== The records ==

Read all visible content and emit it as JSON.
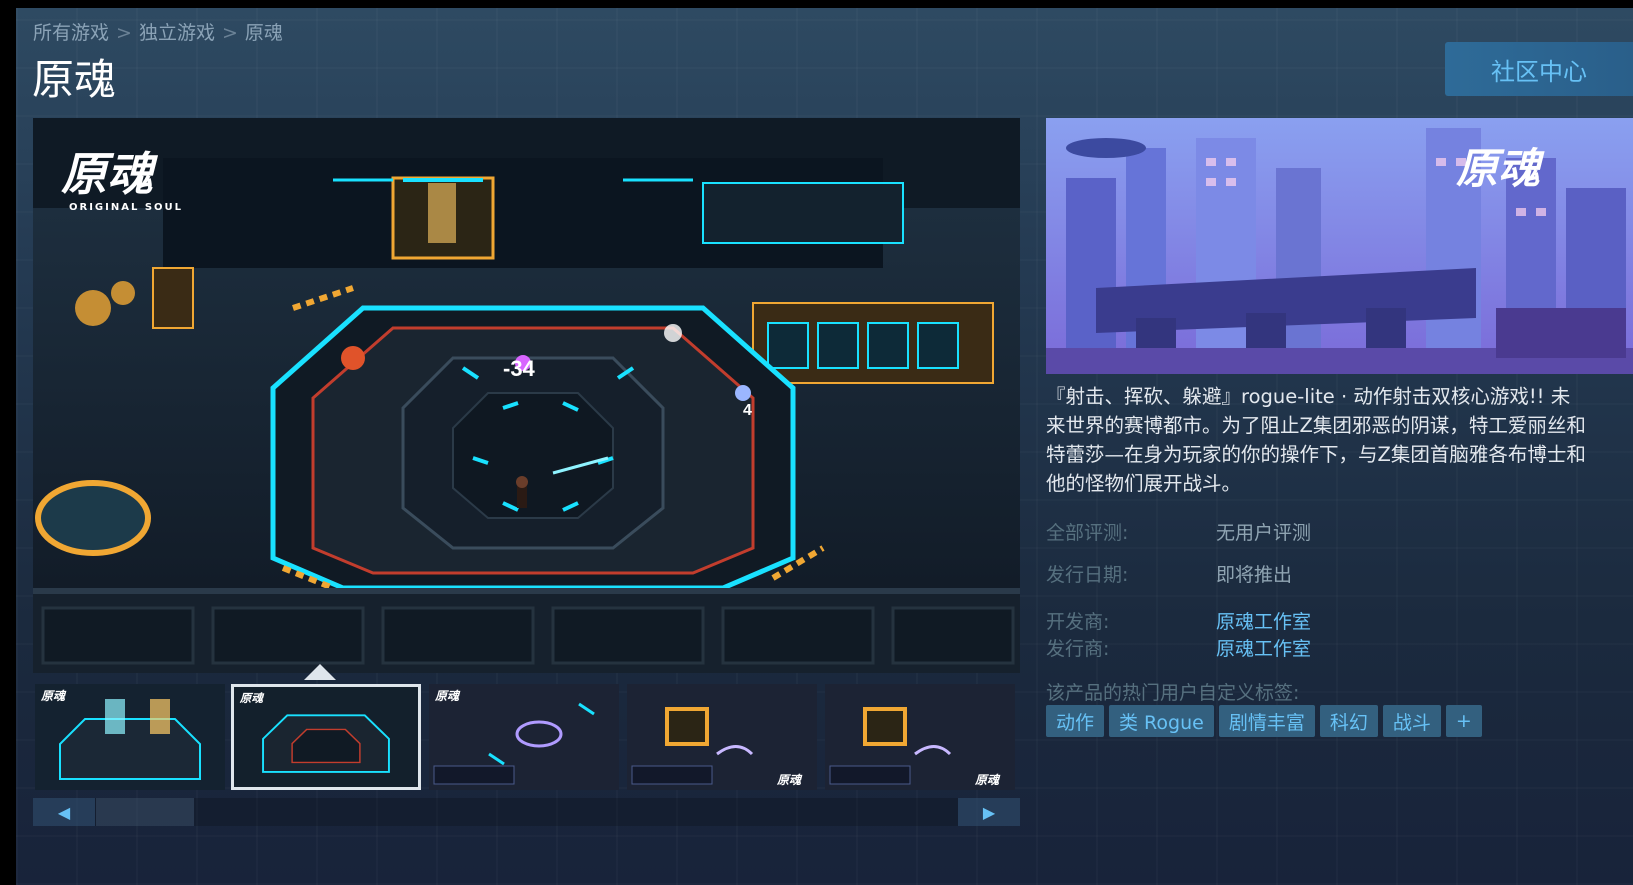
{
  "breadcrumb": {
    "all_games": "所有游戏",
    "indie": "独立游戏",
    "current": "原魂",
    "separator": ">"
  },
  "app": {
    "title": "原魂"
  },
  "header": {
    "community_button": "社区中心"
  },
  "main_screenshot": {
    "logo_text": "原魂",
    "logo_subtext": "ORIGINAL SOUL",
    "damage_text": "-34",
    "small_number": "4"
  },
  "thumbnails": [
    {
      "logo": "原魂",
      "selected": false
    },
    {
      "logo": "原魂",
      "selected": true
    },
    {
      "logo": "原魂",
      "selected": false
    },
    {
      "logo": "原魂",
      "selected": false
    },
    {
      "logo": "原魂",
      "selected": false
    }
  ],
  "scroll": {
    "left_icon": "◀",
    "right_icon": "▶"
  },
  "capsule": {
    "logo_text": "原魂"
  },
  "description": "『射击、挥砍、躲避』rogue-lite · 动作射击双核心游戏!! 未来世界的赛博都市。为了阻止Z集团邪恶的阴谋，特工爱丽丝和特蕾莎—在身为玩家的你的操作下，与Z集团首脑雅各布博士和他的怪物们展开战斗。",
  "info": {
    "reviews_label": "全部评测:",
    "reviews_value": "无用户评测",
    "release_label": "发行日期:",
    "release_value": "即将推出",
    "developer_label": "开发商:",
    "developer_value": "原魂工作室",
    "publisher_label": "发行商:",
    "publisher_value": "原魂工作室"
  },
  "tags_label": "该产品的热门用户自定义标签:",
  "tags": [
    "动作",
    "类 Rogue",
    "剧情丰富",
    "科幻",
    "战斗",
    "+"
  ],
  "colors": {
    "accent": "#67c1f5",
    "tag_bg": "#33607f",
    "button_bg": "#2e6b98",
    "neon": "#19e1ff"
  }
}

===
== The records ==

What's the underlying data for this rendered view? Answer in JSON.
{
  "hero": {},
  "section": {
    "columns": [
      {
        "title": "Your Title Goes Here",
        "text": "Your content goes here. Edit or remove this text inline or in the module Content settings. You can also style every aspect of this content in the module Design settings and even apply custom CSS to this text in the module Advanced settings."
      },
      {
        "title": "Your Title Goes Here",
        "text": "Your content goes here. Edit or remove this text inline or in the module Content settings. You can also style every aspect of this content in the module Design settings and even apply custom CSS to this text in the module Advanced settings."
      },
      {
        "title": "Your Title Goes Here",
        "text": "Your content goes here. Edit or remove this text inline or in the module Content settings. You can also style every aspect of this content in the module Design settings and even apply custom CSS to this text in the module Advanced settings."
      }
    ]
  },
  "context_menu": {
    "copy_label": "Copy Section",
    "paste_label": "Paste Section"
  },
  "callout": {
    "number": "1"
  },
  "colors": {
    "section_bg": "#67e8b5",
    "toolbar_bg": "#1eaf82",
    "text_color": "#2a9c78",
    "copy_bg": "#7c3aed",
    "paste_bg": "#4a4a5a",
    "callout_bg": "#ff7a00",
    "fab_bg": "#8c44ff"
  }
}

===

* Stated exercise: Only the number is wanted: how many lines contain the string "原魂工作室"?

* Solved problem: 2